Instructions to follow - Locate the line that contains "Decode this image" in the data that follows. Copy it and every subsequent line to the end, exactly, excluding pictures.

Material for this task -
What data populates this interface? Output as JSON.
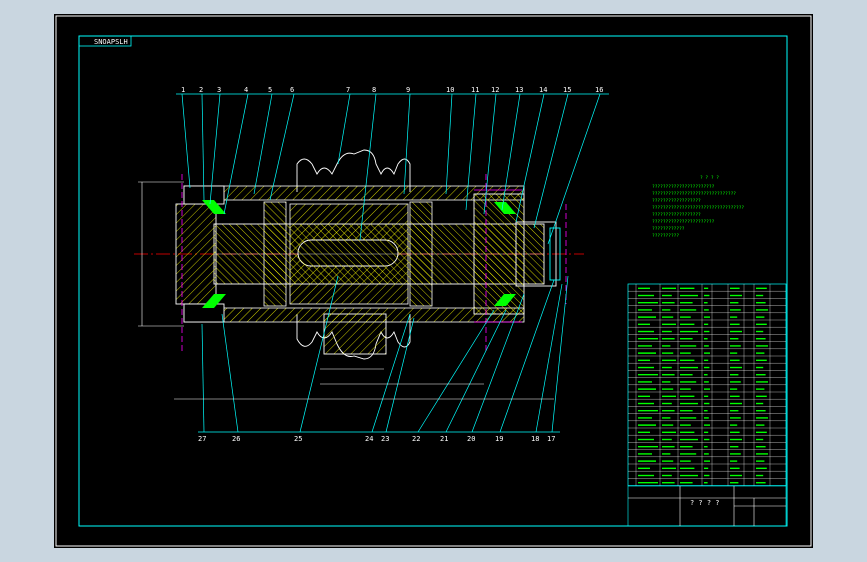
{
  "drawing": {
    "tag": "SNOAPSLH",
    "title_block_text": "? ? ? ?",
    "tech_notes_title": "? ? ? ?",
    "tech_notes": [
      "???????????????????????",
      "???????????????????????????????",
      "??????????????????",
      "??????????????????????????????????",
      "??????????????????",
      "???????????????????????",
      "????????????",
      "??????????"
    ],
    "part_numbers_top": [
      "1",
      "2",
      "3",
      "4",
      "5",
      "6",
      "7",
      "8",
      "9",
      "10",
      "11",
      "12",
      "13",
      "14",
      "15",
      "16"
    ],
    "part_numbers_bottom": [
      "27",
      "26",
      "25",
      "24",
      "23",
      "22",
      "21",
      "20",
      "19",
      "18",
      "17"
    ]
  },
  "colors": {
    "background": "#000000",
    "frame": "#00ffff",
    "centerline": "#ff0000",
    "hatch": "#ffff00",
    "outline": "#ffffff",
    "seals": "#ff00ff",
    "notes": "#00ff00"
  }
}
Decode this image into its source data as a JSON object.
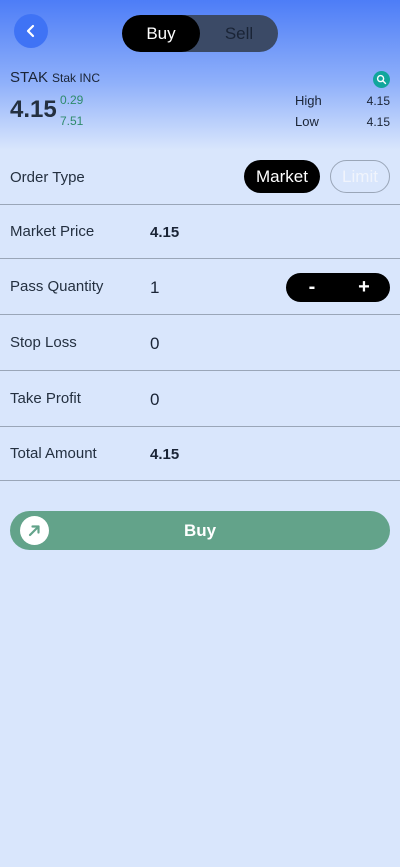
{
  "header": {
    "toggle": [
      {
        "label": "Buy",
        "active": true
      },
      {
        "label": "Sell",
        "active": false
      }
    ]
  },
  "stock": {
    "symbol": "STAK",
    "company": "Stak INC",
    "price": "4.15",
    "change_1": "0.29",
    "change_2": "7.51",
    "high_label": "High",
    "high_value": "4.15",
    "low_label": "Low",
    "low_value": "4.15"
  },
  "order": {
    "type_label": "Order Type",
    "market_label": "Market",
    "limit_label": "Limit",
    "market_price_label": "Market Price",
    "market_price_value": "4.15",
    "quantity_label": "Pass Quantity",
    "quantity_value": "1",
    "minus": "-",
    "plus": "+",
    "stop_loss_label": "Stop Loss",
    "stop_loss_value": "0",
    "take_profit_label": "Take Profit",
    "take_profit_value": "0",
    "total_label": "Total Amount",
    "total_value": "4.15"
  },
  "actions": {
    "buy_label": "Buy"
  },
  "icons": {
    "back": "chevron-left-icon",
    "search": "search-icon",
    "buy": "arrow-up-right-icon"
  },
  "colors": {
    "accent": "#3f73f5",
    "positive": "#2e8b6b",
    "buy_button": "#63a38a",
    "search": "#11a69c"
  }
}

Result -
Decode this image into its source data as a JSON object.
{
  "header": {
    "toggle": [
      {
        "label": "Buy",
        "active": true
      },
      {
        "label": "Sell",
        "active": false
      }
    ]
  },
  "stock": {
    "symbol": "STAK",
    "company": "Stak INC",
    "price": "4.15",
    "change_1": "0.29",
    "change_2": "7.51",
    "high_label": "High",
    "high_value": "4.15",
    "low_label": "Low",
    "low_value": "4.15"
  },
  "order": {
    "type_label": "Order Type",
    "market_label": "Market",
    "limit_label": "Limit",
    "market_price_label": "Market Price",
    "market_price_value": "4.15",
    "quantity_label": "Pass Quantity",
    "quantity_value": "1",
    "minus": "-",
    "plus": "+",
    "stop_loss_label": "Stop Loss",
    "stop_loss_value": "0",
    "take_profit_label": "Take Profit",
    "take_profit_value": "0",
    "total_label": "Total Amount",
    "total_value": "4.15"
  },
  "actions": {
    "buy_label": "Buy"
  },
  "icons": {
    "back": "chevron-left-icon",
    "search": "search-icon",
    "buy": "arrow-up-right-icon"
  },
  "colors": {
    "accent": "#3f73f5",
    "positive": "#2e8b6b",
    "buy_button": "#63a38a",
    "search": "#11a69c"
  }
}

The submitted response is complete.